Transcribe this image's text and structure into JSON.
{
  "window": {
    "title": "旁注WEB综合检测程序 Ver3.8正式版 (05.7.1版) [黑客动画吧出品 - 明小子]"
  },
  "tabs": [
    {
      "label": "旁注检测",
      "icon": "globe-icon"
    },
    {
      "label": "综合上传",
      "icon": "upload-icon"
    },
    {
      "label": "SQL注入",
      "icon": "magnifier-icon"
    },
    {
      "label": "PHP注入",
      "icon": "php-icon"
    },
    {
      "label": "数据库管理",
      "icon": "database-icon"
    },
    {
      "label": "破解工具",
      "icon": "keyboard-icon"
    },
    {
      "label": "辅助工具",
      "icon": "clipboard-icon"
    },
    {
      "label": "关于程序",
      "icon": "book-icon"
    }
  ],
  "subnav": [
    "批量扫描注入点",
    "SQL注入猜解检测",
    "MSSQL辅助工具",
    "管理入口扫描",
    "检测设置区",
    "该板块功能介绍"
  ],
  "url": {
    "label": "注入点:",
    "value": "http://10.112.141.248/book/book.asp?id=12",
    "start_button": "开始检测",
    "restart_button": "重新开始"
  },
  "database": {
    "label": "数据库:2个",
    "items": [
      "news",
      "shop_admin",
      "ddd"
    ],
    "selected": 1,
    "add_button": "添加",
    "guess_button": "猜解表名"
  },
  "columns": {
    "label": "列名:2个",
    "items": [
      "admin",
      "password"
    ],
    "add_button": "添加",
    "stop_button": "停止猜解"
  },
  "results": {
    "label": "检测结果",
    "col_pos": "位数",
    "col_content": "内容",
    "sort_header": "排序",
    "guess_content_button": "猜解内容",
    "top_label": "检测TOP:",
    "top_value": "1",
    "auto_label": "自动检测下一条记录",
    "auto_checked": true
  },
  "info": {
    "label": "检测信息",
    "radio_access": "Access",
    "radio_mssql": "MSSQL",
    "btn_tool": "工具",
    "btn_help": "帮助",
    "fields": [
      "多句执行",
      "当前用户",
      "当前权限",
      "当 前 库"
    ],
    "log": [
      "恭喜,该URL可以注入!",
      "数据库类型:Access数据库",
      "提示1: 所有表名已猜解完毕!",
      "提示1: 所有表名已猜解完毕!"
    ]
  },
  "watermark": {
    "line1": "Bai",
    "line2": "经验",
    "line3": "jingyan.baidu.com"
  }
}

CHALLENGE »
Repeat all of the entries exactly.

EXERCISE RESULT »
Transcribe this image's text and structure into JSON.
{
  "window": {
    "title": "旁注WEB综合检测程序 Ver3.8正式版 (05.7.1版) [黑客动画吧出品 - 明小子]"
  },
  "tabs": [
    {
      "label": "旁注检测",
      "icon": "globe-icon"
    },
    {
      "label": "综合上传",
      "icon": "upload-icon"
    },
    {
      "label": "SQL注入",
      "icon": "magnifier-icon"
    },
    {
      "label": "PHP注入",
      "icon": "php-icon"
    },
    {
      "label": "数据库管理",
      "icon": "database-icon"
    },
    {
      "label": "破解工具",
      "icon": "keyboard-icon"
    },
    {
      "label": "辅助工具",
      "icon": "clipboard-icon"
    },
    {
      "label": "关于程序",
      "icon": "book-icon"
    }
  ],
  "subnav": [
    "批量扫描注入点",
    "SQL注入猜解检测",
    "MSSQL辅助工具",
    "管理入口扫描",
    "检测设置区",
    "该板块功能介绍"
  ],
  "url": {
    "label": "注入点:",
    "value": "http://10.112.141.248/book/book.asp?id=12",
    "start_button": "开始检测",
    "restart_button": "重新开始"
  },
  "database": {
    "label": "数据库:2个",
    "items": [
      "news",
      "shop_admin",
      "ddd"
    ],
    "selected": 1,
    "add_button": "添加",
    "guess_button": "猜解表名"
  },
  "columns": {
    "label": "列名:2个",
    "items": [
      "admin",
      "password"
    ],
    "add_button": "添加",
    "stop_button": "停止猜解"
  },
  "results": {
    "label": "检测结果",
    "col_pos": "位数",
    "col_content": "内容",
    "sort_header": "排序",
    "guess_content_button": "猜解内容",
    "top_label": "检测TOP:",
    "top_value": "1",
    "auto_label": "自动检测下一条记录",
    "auto_checked": true
  },
  "info": {
    "label": "检测信息",
    "radio_access": "Access",
    "radio_mssql": "MSSQL",
    "btn_tool": "工具",
    "btn_help": "帮助",
    "fields": [
      "多句执行",
      "当前用户",
      "当前权限",
      "当 前 库"
    ],
    "log": [
      "恭喜,该URL可以注入!",
      "数据库类型:Access数据库",
      "提示1: 所有表名已猜解完毕!",
      "提示1: 所有表名已猜解完毕!"
    ]
  },
  "watermark": {
    "line1": "Bai",
    "line2": "经验",
    "line3": "jingyan.baidu.com"
  }
}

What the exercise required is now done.